» **Objective**
Wherever a line in the data below holds "normy", copy that line.

» **Records for the exercise**
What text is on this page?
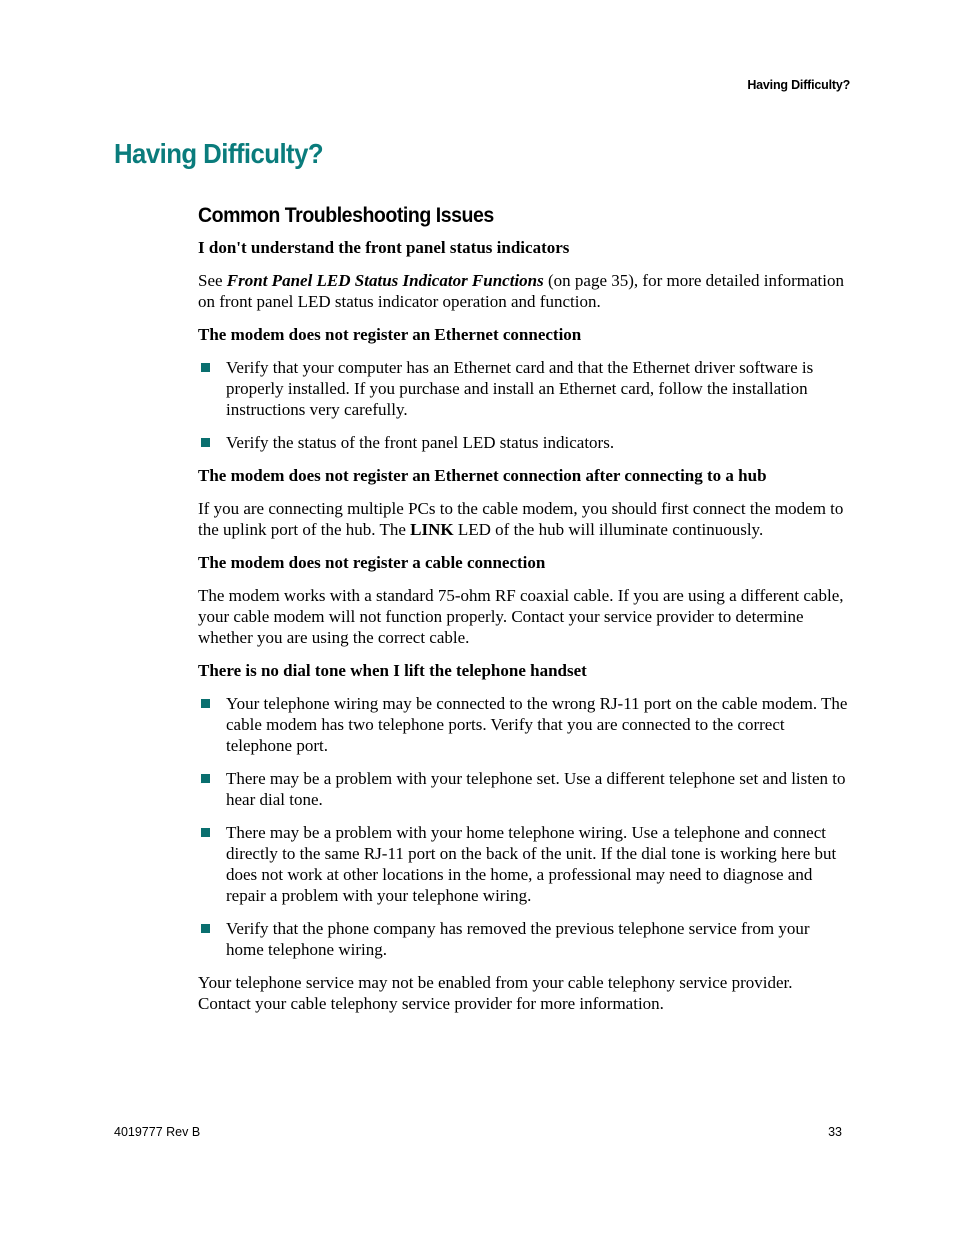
Having Difficulty?
Having Difficulty?
Common Troubleshooting Issues
I don't understand the front panel status indicators
See Front Panel LED Status Indicator Functions (on page 35), for more detailed information on front panel LED status indicator operation and function.
The modem does not register an Ethernet connection
Verify that your computer has an Ethernet card and that the Ethernet driver software is properly installed. If you purchase and install an Ethernet card, follow the installation instructions very carefully.
Verify the status of the front panel LED status indicators.
The modem does not register an Ethernet connection after connecting to a hub
If you are connecting multiple PCs to the cable modem, you should first connect the modem to the uplink port of the hub. The LINK LED of the hub will illuminate continuously.
The modem does not register a cable connection
The modem works with a standard 75-ohm RF coaxial cable. If you are using a different cable, your cable modem will not function properly. Contact your service provider to determine whether you are using the correct cable.
There is no dial tone when I lift the telephone handset
Your telephone wiring may be connected to the wrong RJ-11 port on the cable modem. The cable modem has two telephone ports. Verify that you are connected to the correct telephone port.
There may be a problem with your telephone set. Use a different telephone set and listen to hear dial tone.
There may be a problem with your home telephone wiring. Use a telephone and connect directly to the same RJ-11 port on the back of the unit. If the dial tone is working here but does not work at other locations in the home, a professional may need to diagnose and repair a problem with your telephone wiring.
Verify that the phone company has removed the previous telephone service from your home telephone wiring.
Your telephone service may not be enabled from your cable telephony service provider. Contact your cable telephony service provider for more information.
4019777 Rev B	33
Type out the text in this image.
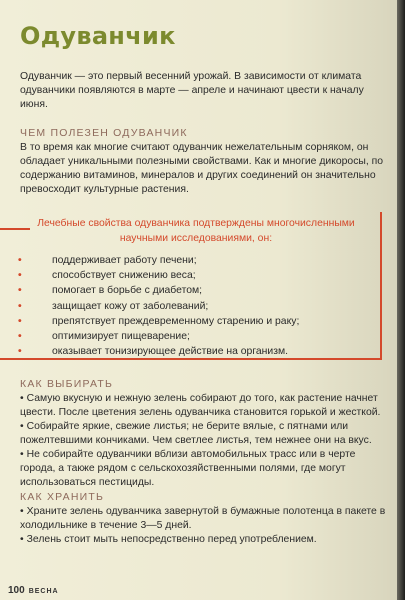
Одуванчик
Одуванчик — это первый весенний урожай. В зависимости от климата одуванчики появляются в марте — апреле и начинают цвести к началу июня.
ЧЕМ ПОЛЕЗЕН ОДУВАНЧИК
В то время как многие считают одуванчик нежелательным сорняком, он обладает уникальными полезными свойствами. Как и многие дикоросы, по содержанию витаминов, минералов и других соединений он значительно превосходит культурные растения.
Лечебные свойства одуванчика подтверждены многочисленными научными исследованиями, он:
•	поддерживает работу печени;
•	способствует снижению веса;
•	помогает в борьбе с диабетом;
•	защищает кожу от заболеваний;
•	препятствует преждевременному старению и раку;
•	оптимизирует пищеварение;
•	оказывает тонизирующее действие на организм.
КАК ВЫБИРАТЬ
• Самую вкусную и нежную зелень собирают до того, как растение начнет цвести. После цветения зелень одуванчика становится горькой и жесткой.
• Собирайте яркие, свежие листья; не берите вялые, с пятнами или пожелтевшими кончиками. Чем светлее листья, тем нежнее они на вкус.
• Не собирайте одуванчики вблизи автомобильных трасс или в черте города, а также рядом с сельскохозяйственными полями, где могут использоваться пестициды.
КАК ХРАНИТЬ
• Храните зелень одуванчика завернутой в бумажные полотенца в пакете в холодильнике в течение 3—5 дней.
• Зелень стоит мыть непосредственно перед употреблением.
100 ВЕСНА
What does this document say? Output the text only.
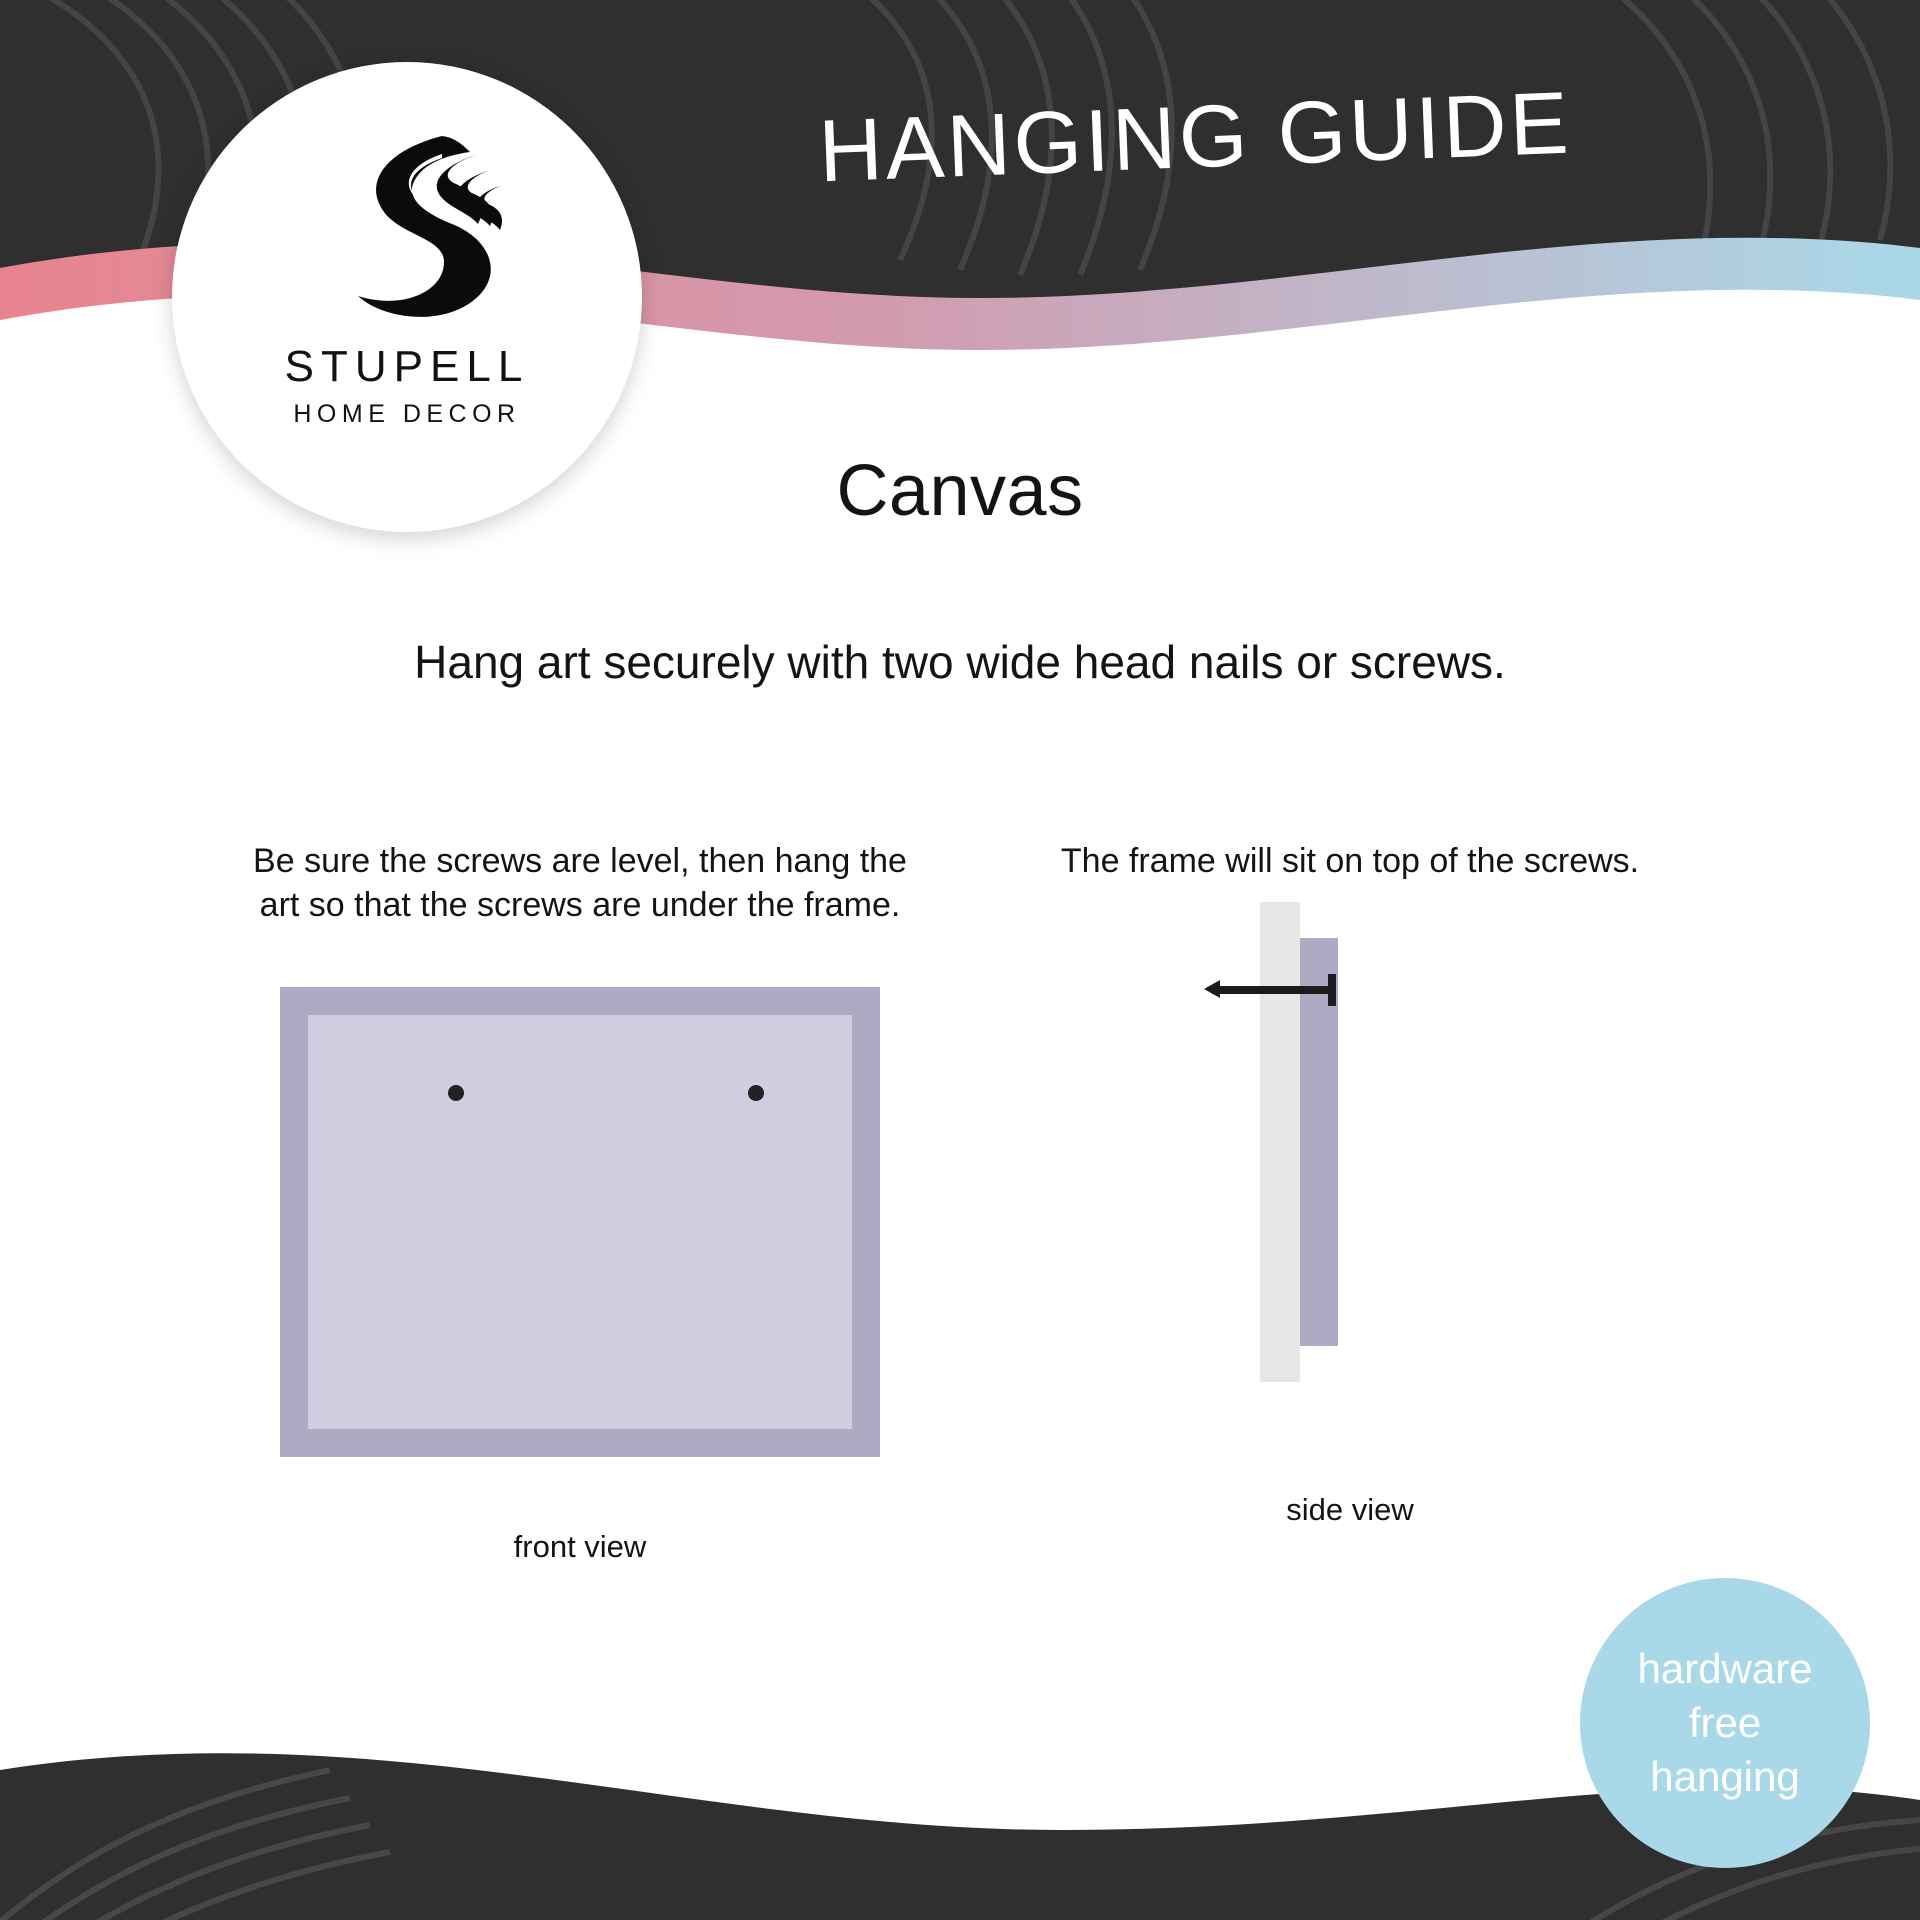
HANGING GUIDE
STUPELL
HOME DECOR
Canvas
Hang art securely with two wide head nails or screws.
Be sure the screws are level, then hang the art so that the screws are under the frame.
front view
The frame will sit on top of the screws.
side view
hardware
free
hanging
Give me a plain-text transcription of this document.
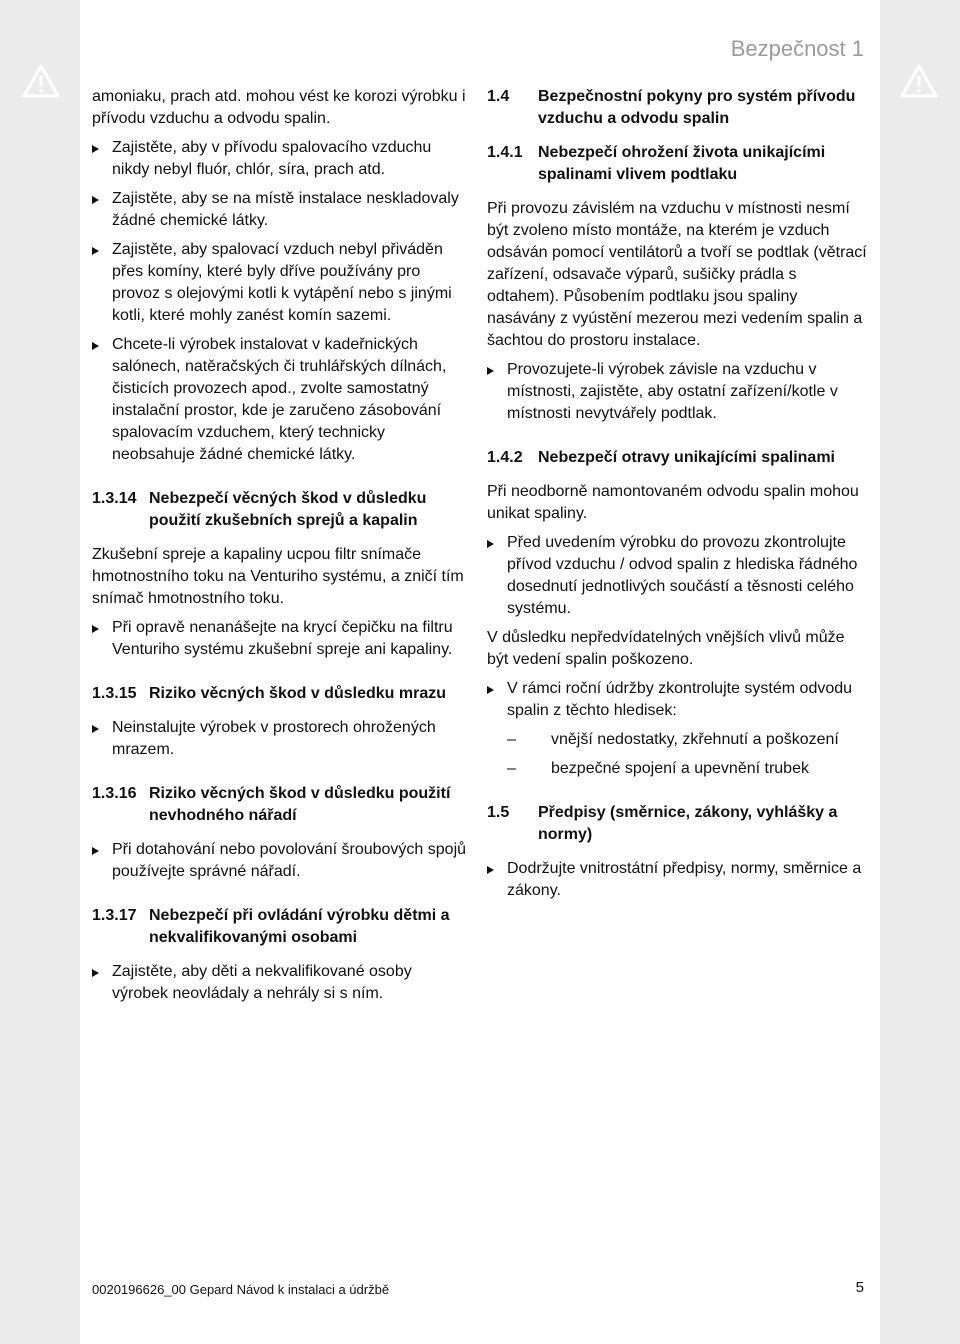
Bezpečnost 1

amoniaku, prach atd. mohou vést ke korozi výrobku i přívodu vzduchu a odvodu spalin.

Zajistěte, aby v přívodu spalovacího vzduchu nikdy nebyl fluór, chlór, síra, prach atd.
Zajistěte, aby se na místě instalace neskladovaly žádné chemické látky.
Zajistěte, aby spalovací vzduch nebyl přiváděn přes komíny, které byly dříve používány pro provoz s olejovými kotli k vytápění nebo s jinými kotli, které mohly zanést komín sazemi.
Chcete-li výrobek instalovat v kadeřnických salónech, natěračských či truhlářských dílnách, čisticích provozech apod., zvolte samostatný instalační prostor, kde je zaručeno zásobování spalovacím vzduchem, který technicky neobsahuje žádné chemické látky.
1.3.14 Nebezpečí věcných škod v důsledku použití zkušebních sprejů a kapalin

Zkušební spreje a kapaliny ucpou filtr snímače hmotnostního toku na Venturiho systému, a zničí tím snímač hmotnostního toku.

Při opravě nenanášejte na krycí čepičku na filtru Venturiho systému zkušební spreje ani kapaliny.
1.3.15 Riziko věcných škod v důsledku mrazu
Neinstalujte výrobek v prostorech ohrožených mrazem.
1.3.16 Riziko věcných škod v důsledku použití nevhodného nářadí
Při dotahování nebo povolování šroubových spojů používejte správné nářadí.
1.3.17 Nebezpečí při ovládání výrobku dětmi a nekvalifikovanými osobami
Zajistěte, aby děti a nekvalifikované osoby výrobek neovládaly a nehrály si s ním.
1.4 Bezpečnostní pokyny pro systém přívodu vzduchu a odvodu spalin
1.4.1 Nebezpečí ohrožení života unikajícími spalinami vlivem podtlaku

Při provozu závislém na vzduchu v místnosti nesmí být zvoleno místo montáže, na kterém je vzduch odsáván pomocí ventilátorů a tvoří se podtlak (větrací zařízení, odsavače výparů, sušičky prádla s odtahem). Působením podtlaku jsou spaliny nasávány z vyústění mezerou mezi vedením spalin a šachtou do prostoru instalace.

Provozujete-li výrobek závisle na vzduchu v místnosti, zajistěte, aby ostatní zařízení/kotle v místnosti nevytvářely podtlak.
1.4.2 Nebezpečí otravy unikajícími spalinami

Při neodborně namontovaném odvodu spalin mohou unikat spaliny.

Před uvedením výrobku do provozu zkontrolujte přívod vzduchu / odvod spalin z hlediska řádného dosednutí jednotlivých součástí a těsnosti celého systému.

V důsledku nepředvídatelných vnějších vlivů může být vedení spalin poškozeno.

V rámci roční údržby zkontrolujte systém odvodu spalin z těchto hledisek:
– vnější nedostatky, zkřehnutí a poškození
– bezpečné spojení a upevnění trubek
1.5 Předpisy (směrnice, zákony, vyhlášky a normy)
Dodržujte vnitrostátní předpisy, normy, směrnice a zákony.
0020196626_00 Gepard Návod k instalaci a údržbě	5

» **Response below**
1.5 Předpisy (směrnice, zákony, vyhlášky a normy)
Dodržujte vnitrostátní předpisy, normy, směrnice a zákony.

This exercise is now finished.